WHAT YOU SHOULD DO:
Across all the lines below, how many contain the string "chuyên"? Please reply with the number only.

EXTRACTED MATERIAL:
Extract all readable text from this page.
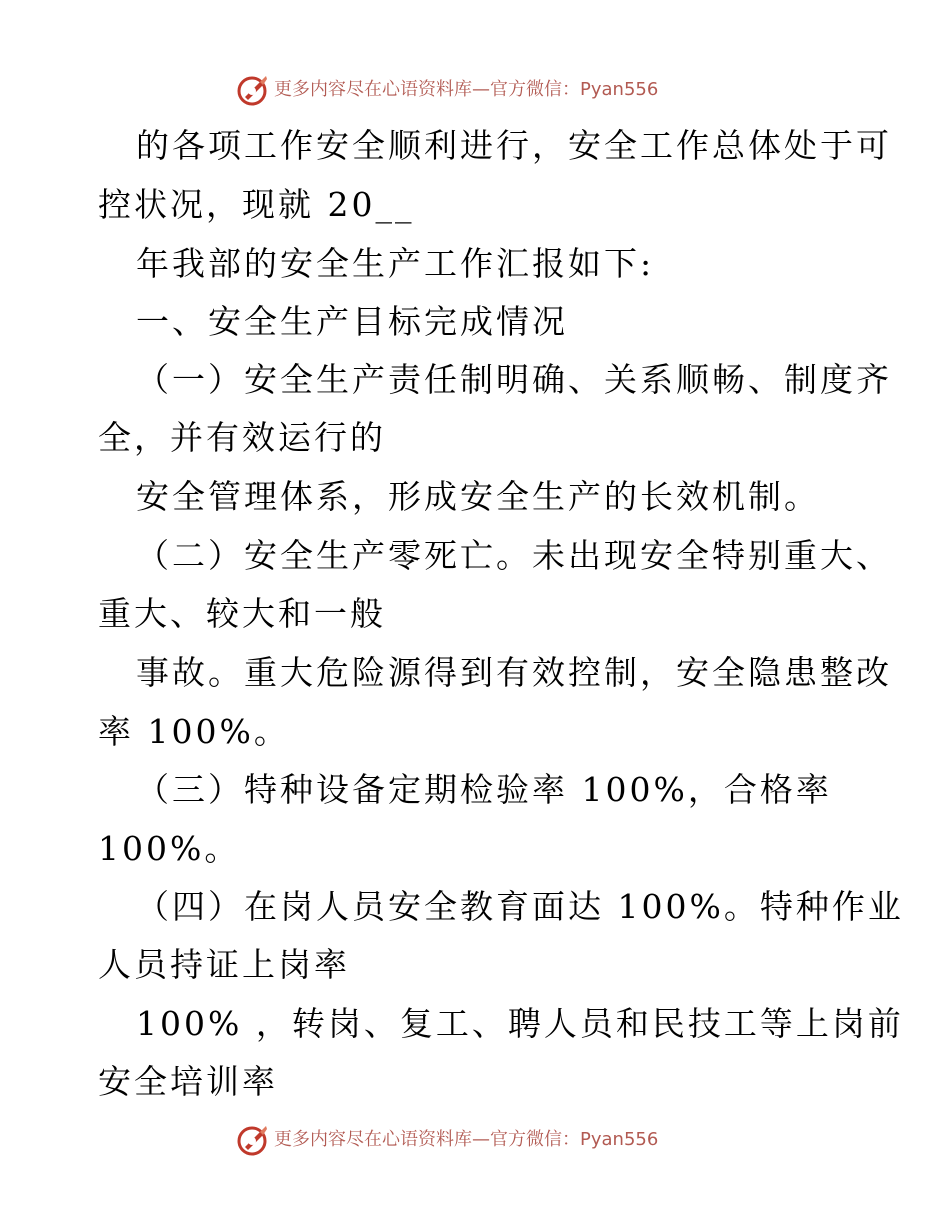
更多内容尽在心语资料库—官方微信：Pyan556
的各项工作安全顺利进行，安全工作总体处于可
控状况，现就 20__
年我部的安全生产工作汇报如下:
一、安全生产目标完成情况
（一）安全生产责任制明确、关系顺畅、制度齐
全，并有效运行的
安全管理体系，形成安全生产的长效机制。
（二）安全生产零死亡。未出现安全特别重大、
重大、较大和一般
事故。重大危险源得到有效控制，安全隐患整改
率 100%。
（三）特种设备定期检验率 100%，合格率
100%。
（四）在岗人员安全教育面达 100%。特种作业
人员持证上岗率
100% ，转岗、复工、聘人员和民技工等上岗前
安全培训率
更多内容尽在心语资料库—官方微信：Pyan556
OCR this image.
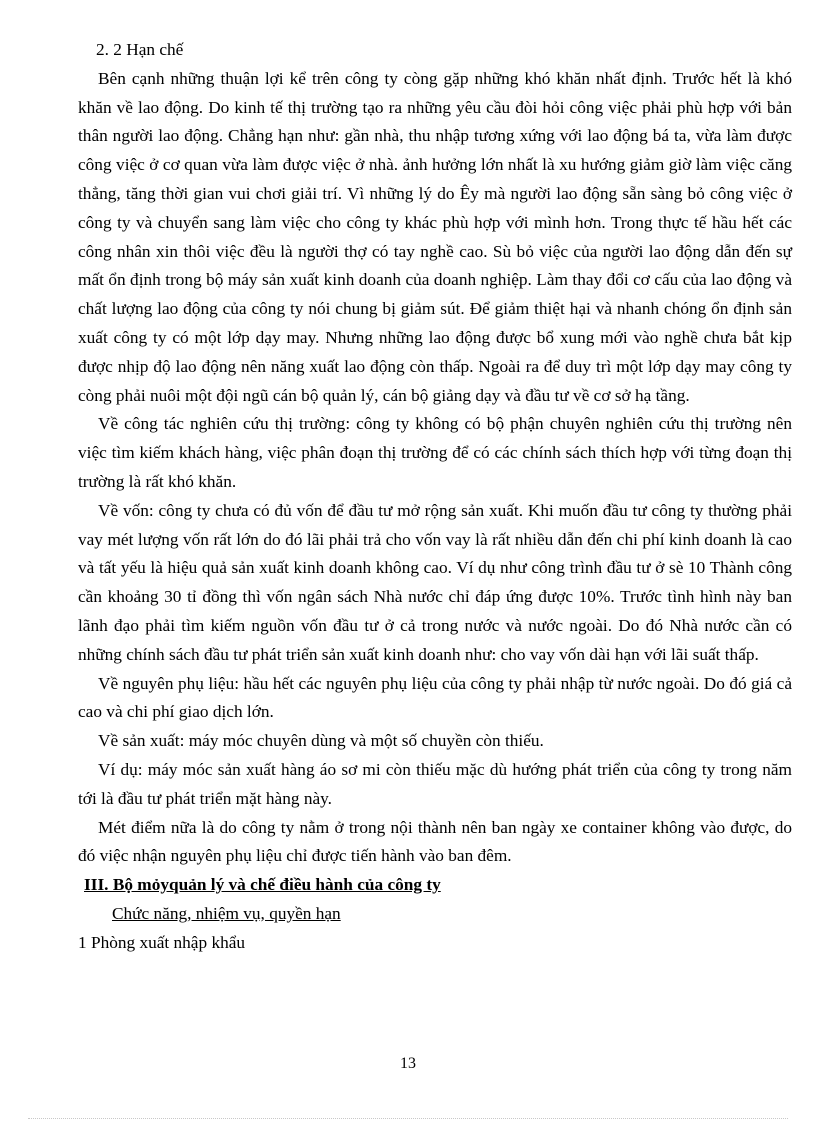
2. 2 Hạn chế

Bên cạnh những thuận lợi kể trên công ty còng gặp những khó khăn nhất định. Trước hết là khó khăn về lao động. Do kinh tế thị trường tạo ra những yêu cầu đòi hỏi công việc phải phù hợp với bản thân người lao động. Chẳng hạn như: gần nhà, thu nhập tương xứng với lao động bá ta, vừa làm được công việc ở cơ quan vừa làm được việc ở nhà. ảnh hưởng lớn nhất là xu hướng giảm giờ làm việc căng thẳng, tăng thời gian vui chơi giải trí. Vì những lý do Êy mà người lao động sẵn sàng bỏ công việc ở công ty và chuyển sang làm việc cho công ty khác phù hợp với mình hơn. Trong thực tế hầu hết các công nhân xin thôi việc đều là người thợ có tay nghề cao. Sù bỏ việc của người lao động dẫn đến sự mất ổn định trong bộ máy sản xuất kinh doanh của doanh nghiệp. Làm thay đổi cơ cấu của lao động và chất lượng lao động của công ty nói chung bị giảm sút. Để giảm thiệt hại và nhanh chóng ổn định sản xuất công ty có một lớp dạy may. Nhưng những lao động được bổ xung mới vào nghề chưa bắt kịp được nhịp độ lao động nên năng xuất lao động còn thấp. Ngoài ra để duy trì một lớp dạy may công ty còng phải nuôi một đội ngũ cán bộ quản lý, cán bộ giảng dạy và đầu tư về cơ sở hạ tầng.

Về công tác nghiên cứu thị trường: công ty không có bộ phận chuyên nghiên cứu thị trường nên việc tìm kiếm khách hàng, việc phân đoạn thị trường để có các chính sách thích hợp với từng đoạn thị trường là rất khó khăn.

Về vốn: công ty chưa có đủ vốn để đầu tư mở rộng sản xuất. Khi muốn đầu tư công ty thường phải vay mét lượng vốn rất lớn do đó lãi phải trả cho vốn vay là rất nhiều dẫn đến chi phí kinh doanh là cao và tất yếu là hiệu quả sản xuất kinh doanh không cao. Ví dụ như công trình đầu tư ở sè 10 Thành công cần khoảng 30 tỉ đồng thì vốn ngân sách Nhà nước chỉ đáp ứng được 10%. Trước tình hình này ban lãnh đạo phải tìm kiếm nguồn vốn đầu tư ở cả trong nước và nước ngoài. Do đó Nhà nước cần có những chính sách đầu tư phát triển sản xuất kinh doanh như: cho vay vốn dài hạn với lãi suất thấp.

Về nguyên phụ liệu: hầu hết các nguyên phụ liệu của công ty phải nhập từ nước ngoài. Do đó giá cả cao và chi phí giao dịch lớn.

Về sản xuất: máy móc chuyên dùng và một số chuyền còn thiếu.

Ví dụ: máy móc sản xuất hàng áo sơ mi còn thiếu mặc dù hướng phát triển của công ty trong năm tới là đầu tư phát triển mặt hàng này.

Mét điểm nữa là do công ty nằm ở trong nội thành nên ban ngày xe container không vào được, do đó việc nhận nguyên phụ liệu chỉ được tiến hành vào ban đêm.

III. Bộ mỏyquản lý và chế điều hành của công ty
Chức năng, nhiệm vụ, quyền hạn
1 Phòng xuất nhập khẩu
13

RESPONSE TO THIS TASK:
2